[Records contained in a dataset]
+-------+

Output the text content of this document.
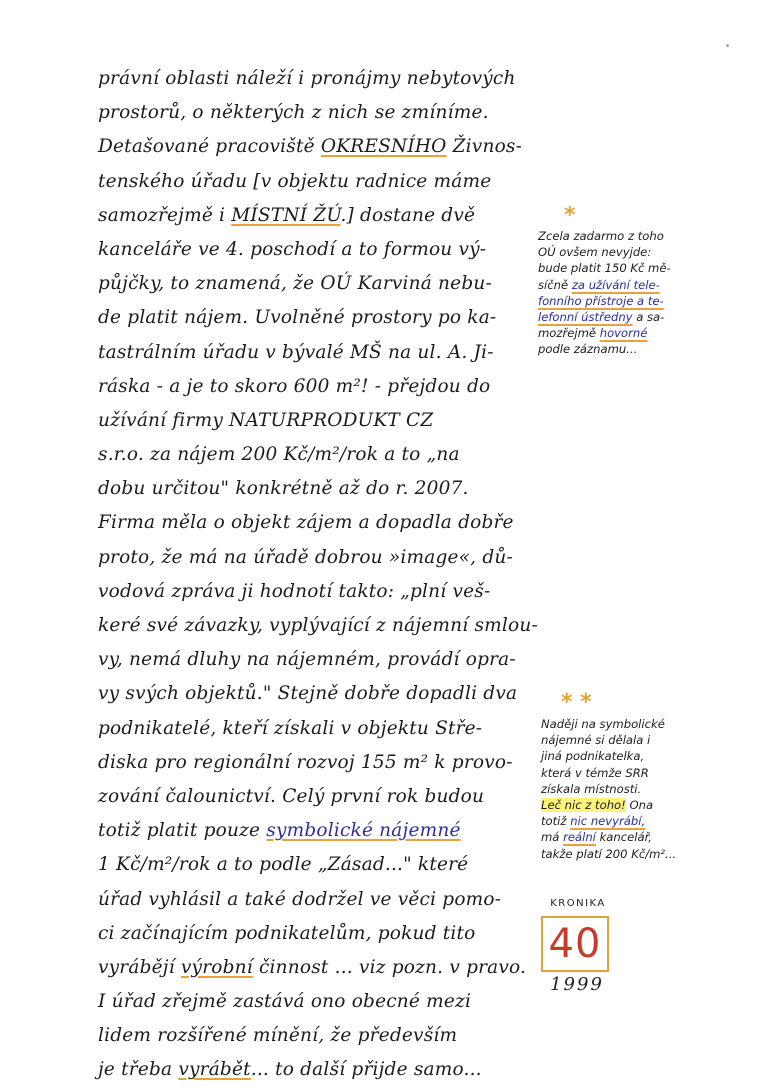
právní oblasti náleží i pronájmy nebytových
prostorů, o některých z nich se zmíníme.
Detašované pracoviště OKRESNÍHO Živnos-
tenského úřadu [v objektu radnice máme
samozřejmě i MÍSTNÍ ŽÚ.] dostane dvě
kanceláře ve 4. poschodí a to formou vý-
půjčky, to znamená, že OÚ Karviná nebu-
de platit nájem. Uvolněné prostory po ka-
tastrálním úřadu v bývalé MŠ na ul. A. Ji-
ráska - a je to skoro 600 m²! - přejdou do
užívání firmy NATURPRODUKT CZ
s.r.o. za nájem 200 Kč/m²/rok a to „na
dobu určitou" konkrétně až do r. 2007.
Firma měla o objekt zájem a dopadla dobře
proto, že má na úřadě dobrou »image«, dů-
vodová zpráva ji hodnotí takto: „plní veš-
keré své závazky, vyplývající z nájemní smlou-
vy, nemá dluhy na nájemném, provádí opra-
vy svých objektů." Stejně dobře dopadli dva
podnikatelé, kteří získali v objektu Stře-
diska pro regionální rozvoj 155 m² k provo-
zování čalounictví. Celý první rok budou
totiž platit pouze symbolické nájemné
1 Kč/m²/rok a to podle „Zásad..." které
úřad vyhlásil a také dodržel ve věci pomo-
ci začínajícím podnikatelům, pokud tito
vyrábějí výrobní činnost ... viz pozn. v pravo.
I úřad zřejmě zastává ono obecné mezi
lidem rozšířené mínění, že především
je třeba vyrábět... to další přijde samo...
*
Zcela zadarmo z toho
OÚ ovšem nevyjde:
bude platit 150 Kč mě-
síčně za užívání tele-
fonního přístroje a te-
lefonní ústředny a sa-
mozřejmě hovorné
podle záznamu...
* *
Naději na symbolické
nájemné si dělala i
jiná podnikatelka,
která v témže SRR
získala místnosti.
Leč nic z toho! Ona
totiž nic nevyrábí,
má reální kancelář,
takže platí 200 Kč/m²...
KRONIKA
40
1999
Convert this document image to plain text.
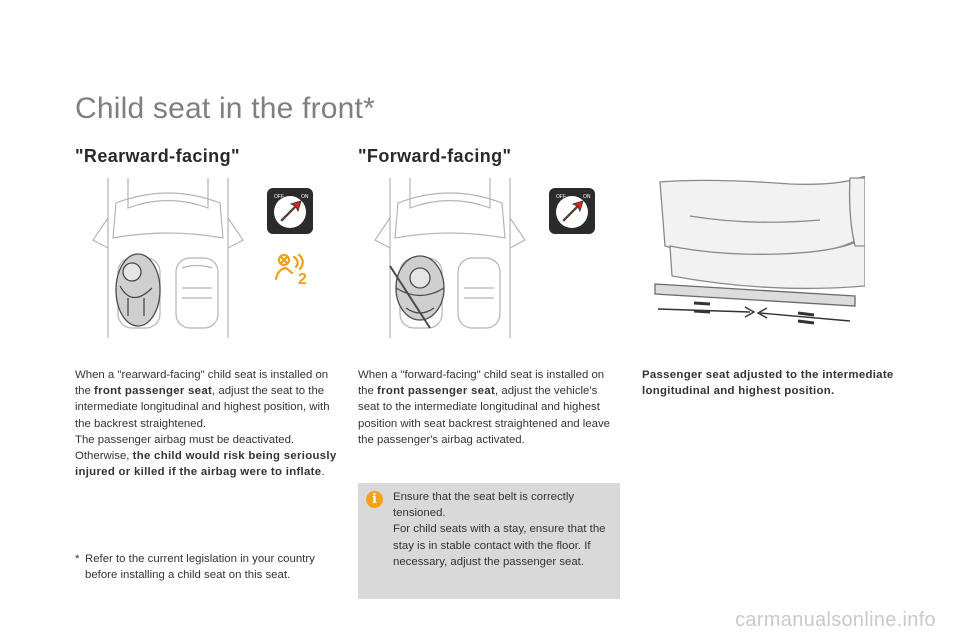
Child seat in the front*
"Rearward-facing"	"Forward-facing"
OFF	ON
2
OFF	ON
When a "rearward-facing" child seat is installed on the front passenger seat, adjust the seat to the intermediate longitudinal and highest position, with the backrest straightened.
The passenger airbag must be deactivated.
Otherwise, the child would risk being seriously injured or killed if the airbag were to inflate.
When a "forward-facing" child seat is installed on the front passenger seat, adjust the vehicle's seat to the intermediate longitudinal and highest position with seat backrest straightened and leave the passenger's airbag activated.
Passenger seat adjusted to the intermediate longitudinal and highest position.
i	Ensure that the seat belt is correctly tensioned.
For child seats with a stay, ensure that the stay is in stable contact with the floor. If necessary, adjust the passenger seat.
* Refer to the current legislation in your country before installing a child seat on this seat.
carmanualsonline.info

+-------+

• [What the task requires] Transcribe the complete set of entries verbatim. No pictures belong in the copy.

• [Reply]
Output the text content of this document.
právní oblasti náleží i pronájmy nebytových
prostorů, o některých z nich se zmíníme.
Detašované pracoviště OKRESNÍHO Živnos-
tenského úřadu [v objektu radnice máme
samozřejmě i MÍSTNÍ ŽÚ.] dostane dvě
kanceláře ve 4. poschodí a to formou vý-
půjčky, to znamená, že OÚ Karviná nebu-
de platit nájem. Uvolněné prostory po ka-
tastrálním úřadu v bývalé MŠ na ul. A. Ji-
ráska - a je to skoro 600 m²! - přejdou do
užívání firmy NATURPRODUKT CZ
s.r.o. za nájem 200 Kč/m²/rok a to „na
dobu určitou" konkrétně až do r. 2007.
Firma měla o objekt zájem a dopadla dobře
proto, že má na úřadě dobrou »image«, dů-
vodová zpráva ji hodnotí takto: „plní veš-
keré své závazky, vyplývající z nájemní smlou-
vy, nemá dluhy na nájemném, provádí opra-
vy svých objektů." Stejně dobře dopadli dva
podnikatelé, kteří získali v objektu Stře-
diska pro regionální rozvoj 155 m² k provo-
zování čalounictví. Celý první rok budou
totiž platit pouze symbolické nájemné
1 Kč/m²/rok a to podle „Zásad..." které
úřad vyhlásil a také dodržel ve věci pomo-
ci začínajícím podnikatelům, pokud tito
vyrábějí výrobní činnost ... viz pozn. v pravo.
I úřad zřejmě zastává ono obecné mezi
lidem rozšířené mínění, že především
je třeba vyrábět... to další přijde samo...
*
Zcela zadarmo z toho
OÚ ovšem nevyjde:
bude platit 150 Kč mě-
síčně za užívání tele-
fonního přístroje a te-
lefonní ústředny a sa-
mozřejmě hovorné
podle záznamu...
* *
Naději na symbolické
nájemné si dělala i
jiná podnikatelka,
která v témže SRR
získala místnosti.
Leč nic z toho! Ona
totiž nic nevyrábí,
má reální kancelář,
takže platí 200 Kč/m²...
KRONIKA
40
1999
Convert this document image to plain text.
Child seat in the front*
"Rearward-facing"	"Forward-facing"
OFF	ON
2
OFF	ON
When a "rearward-facing" child seat is installed on the front passenger seat, adjust the seat to the intermediate longitudinal and highest position, with the backrest straightened.
The passenger airbag must be deactivated.
Otherwise, the child would risk being seriously injured or killed if the airbag were to inflate.
When a "forward-facing" child seat is installed on the front passenger seat, adjust the vehicle's seat to the intermediate longitudinal and highest position with seat backrest straightened and leave the passenger's airbag activated.
Passenger seat adjusted to the intermediate longitudinal and highest position.
i	Ensure that the seat belt is correctly tensioned.
For child seats with a stay, ensure that the stay is in stable contact with the floor. If necessary, adjust the passenger seat.
* Refer to the current legislation in your country before installing a child seat on this seat.
carmanualsonline.info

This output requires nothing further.